■ GOAL: Take each line that has the word "title" and return it.

Dataset listings of figures
§ §

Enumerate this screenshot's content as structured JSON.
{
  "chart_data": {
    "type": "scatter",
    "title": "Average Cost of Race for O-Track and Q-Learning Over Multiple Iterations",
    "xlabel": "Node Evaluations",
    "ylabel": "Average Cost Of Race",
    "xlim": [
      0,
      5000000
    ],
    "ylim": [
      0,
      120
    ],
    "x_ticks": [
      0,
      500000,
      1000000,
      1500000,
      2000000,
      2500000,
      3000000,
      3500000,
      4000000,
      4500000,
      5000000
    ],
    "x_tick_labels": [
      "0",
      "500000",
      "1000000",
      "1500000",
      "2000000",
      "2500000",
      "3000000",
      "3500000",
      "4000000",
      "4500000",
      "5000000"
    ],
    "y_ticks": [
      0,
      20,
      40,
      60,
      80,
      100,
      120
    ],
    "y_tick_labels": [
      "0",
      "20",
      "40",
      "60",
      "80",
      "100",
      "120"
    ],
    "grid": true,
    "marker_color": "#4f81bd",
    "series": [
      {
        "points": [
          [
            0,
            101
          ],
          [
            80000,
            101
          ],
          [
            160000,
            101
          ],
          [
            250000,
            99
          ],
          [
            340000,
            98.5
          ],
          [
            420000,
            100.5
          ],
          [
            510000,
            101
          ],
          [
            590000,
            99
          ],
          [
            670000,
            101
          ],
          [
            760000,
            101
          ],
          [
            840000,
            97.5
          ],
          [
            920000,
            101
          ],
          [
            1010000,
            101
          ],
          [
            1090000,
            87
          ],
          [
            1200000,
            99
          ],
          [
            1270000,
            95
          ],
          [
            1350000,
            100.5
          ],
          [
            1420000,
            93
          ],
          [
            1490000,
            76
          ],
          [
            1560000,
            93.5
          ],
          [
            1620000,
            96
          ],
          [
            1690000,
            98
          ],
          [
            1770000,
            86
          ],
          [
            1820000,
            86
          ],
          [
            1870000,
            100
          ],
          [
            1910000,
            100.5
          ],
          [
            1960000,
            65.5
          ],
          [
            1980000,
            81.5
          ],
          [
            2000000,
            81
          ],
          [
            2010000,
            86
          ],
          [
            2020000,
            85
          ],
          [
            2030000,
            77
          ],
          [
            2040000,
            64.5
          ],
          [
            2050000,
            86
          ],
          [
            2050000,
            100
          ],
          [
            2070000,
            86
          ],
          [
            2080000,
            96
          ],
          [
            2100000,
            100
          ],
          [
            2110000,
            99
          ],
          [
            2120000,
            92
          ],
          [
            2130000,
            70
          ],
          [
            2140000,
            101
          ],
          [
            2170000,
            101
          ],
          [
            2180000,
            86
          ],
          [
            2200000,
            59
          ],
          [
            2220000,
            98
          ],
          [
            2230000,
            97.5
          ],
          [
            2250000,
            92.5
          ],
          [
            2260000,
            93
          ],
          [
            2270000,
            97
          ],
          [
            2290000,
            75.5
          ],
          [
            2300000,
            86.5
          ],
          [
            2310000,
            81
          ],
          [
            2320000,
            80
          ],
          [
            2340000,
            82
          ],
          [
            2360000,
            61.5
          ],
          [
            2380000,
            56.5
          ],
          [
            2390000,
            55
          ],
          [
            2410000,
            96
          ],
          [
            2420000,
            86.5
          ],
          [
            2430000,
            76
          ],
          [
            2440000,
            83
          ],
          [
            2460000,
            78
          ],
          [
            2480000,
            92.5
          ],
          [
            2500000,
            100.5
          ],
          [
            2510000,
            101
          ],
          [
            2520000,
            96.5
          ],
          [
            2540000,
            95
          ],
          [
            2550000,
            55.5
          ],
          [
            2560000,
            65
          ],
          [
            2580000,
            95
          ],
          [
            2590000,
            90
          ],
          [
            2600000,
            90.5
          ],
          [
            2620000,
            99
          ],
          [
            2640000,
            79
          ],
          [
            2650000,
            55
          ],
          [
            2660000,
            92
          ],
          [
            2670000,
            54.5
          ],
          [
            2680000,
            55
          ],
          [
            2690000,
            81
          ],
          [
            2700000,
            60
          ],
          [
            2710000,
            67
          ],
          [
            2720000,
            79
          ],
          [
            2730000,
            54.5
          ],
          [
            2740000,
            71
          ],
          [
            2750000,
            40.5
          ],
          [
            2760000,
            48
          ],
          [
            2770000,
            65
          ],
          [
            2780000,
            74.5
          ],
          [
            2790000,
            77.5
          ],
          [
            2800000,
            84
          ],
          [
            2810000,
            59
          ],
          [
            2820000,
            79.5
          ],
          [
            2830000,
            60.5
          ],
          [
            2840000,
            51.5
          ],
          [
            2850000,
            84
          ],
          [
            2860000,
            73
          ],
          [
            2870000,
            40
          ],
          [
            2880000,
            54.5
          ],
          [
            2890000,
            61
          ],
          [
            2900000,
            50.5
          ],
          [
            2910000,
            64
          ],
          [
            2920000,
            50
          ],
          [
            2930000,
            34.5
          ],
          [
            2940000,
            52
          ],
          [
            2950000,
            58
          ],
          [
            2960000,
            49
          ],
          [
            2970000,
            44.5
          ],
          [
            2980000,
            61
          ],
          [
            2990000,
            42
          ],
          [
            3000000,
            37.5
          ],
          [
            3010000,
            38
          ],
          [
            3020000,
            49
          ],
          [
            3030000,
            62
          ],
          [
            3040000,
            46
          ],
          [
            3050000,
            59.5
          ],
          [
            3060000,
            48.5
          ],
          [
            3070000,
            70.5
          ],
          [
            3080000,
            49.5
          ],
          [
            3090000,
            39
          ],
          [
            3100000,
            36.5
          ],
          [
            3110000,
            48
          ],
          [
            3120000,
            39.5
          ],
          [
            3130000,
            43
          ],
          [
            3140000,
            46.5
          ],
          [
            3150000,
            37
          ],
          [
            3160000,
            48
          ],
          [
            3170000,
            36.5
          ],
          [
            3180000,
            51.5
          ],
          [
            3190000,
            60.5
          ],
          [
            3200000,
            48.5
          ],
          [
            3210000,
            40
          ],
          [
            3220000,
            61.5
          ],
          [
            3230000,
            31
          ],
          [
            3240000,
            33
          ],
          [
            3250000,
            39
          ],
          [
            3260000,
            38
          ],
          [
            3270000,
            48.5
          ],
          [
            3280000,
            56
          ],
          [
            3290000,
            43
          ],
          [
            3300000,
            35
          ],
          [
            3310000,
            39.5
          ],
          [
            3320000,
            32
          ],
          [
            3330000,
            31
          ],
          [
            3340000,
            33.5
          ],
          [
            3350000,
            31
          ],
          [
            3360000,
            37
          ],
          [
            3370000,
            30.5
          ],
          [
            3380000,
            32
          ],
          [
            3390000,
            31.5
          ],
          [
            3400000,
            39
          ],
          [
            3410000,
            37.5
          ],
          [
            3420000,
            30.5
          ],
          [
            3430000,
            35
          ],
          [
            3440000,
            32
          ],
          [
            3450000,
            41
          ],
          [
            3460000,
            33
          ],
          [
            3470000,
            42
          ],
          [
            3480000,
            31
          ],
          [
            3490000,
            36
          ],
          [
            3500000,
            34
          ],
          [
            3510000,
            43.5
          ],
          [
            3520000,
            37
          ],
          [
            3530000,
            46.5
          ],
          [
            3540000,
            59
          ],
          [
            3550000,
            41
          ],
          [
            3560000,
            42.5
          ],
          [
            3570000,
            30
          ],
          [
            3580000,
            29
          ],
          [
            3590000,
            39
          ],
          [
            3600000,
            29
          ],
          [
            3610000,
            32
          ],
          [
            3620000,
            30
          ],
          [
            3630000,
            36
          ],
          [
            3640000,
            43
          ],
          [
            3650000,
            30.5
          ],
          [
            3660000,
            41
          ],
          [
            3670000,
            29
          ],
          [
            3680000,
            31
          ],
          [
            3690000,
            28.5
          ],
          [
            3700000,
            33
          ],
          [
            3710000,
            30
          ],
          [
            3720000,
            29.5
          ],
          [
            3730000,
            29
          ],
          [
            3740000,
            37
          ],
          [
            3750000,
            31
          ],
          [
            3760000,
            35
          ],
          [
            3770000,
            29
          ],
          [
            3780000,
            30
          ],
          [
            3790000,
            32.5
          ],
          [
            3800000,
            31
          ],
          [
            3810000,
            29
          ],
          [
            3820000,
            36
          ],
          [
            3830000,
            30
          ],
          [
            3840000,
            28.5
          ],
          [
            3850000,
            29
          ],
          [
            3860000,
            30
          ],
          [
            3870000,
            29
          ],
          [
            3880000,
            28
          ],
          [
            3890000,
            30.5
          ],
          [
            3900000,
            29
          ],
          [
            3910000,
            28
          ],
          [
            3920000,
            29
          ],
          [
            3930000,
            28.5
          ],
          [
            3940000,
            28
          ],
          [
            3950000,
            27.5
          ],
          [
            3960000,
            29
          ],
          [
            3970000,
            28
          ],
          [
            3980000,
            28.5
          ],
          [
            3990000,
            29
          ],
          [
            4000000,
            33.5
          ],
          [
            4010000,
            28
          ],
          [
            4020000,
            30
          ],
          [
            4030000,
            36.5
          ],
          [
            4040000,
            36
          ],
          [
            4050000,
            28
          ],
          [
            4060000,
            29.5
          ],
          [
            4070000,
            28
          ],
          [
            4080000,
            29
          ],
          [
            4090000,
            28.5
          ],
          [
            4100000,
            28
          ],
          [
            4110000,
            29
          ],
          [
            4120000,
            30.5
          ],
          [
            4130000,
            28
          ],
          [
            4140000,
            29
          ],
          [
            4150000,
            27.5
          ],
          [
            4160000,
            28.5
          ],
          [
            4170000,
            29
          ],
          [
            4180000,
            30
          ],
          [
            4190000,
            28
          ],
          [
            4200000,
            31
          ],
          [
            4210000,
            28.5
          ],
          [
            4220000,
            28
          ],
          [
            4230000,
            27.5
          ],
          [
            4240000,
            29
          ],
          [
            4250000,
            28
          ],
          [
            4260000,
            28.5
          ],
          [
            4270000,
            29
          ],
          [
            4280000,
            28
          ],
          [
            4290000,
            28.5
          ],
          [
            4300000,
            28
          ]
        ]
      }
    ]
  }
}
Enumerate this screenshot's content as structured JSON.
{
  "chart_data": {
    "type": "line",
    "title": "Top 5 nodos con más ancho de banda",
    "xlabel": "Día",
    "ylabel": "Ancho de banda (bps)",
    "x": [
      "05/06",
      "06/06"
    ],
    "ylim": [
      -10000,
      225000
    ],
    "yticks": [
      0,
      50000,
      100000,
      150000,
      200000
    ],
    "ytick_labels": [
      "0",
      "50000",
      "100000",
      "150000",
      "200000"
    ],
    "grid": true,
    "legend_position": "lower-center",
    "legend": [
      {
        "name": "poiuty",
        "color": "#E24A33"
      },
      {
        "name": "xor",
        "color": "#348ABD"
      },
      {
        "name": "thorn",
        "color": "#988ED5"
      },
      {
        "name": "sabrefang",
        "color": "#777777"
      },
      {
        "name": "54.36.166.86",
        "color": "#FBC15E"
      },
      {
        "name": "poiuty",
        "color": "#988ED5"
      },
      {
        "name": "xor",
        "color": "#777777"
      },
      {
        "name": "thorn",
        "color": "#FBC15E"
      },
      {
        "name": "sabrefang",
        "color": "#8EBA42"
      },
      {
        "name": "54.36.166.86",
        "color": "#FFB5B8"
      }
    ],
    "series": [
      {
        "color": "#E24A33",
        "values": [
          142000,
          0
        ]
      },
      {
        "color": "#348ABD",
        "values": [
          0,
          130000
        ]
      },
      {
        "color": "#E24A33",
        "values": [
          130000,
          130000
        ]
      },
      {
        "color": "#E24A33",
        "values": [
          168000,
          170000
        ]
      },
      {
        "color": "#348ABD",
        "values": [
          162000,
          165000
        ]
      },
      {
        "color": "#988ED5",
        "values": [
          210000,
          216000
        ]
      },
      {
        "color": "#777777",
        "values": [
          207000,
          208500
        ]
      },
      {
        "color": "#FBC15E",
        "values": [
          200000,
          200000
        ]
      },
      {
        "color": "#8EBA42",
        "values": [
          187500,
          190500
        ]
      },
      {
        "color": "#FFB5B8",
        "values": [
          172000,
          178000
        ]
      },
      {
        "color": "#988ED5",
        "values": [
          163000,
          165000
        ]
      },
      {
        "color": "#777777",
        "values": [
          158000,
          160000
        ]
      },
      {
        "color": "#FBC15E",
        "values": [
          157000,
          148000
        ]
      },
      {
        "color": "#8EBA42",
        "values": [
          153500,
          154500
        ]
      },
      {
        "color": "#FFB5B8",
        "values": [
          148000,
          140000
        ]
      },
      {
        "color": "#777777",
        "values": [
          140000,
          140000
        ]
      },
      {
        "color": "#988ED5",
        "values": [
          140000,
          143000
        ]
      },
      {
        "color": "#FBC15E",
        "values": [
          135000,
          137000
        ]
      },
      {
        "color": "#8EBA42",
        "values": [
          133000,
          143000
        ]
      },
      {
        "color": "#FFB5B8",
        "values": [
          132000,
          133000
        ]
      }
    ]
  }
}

§ §

■ SOLUTION:
    "title": "Average Cost of Race for O-Track and Q-Learning Over Multiple Iterations",
    "title": "Top 5 nodos con más ancho de banda",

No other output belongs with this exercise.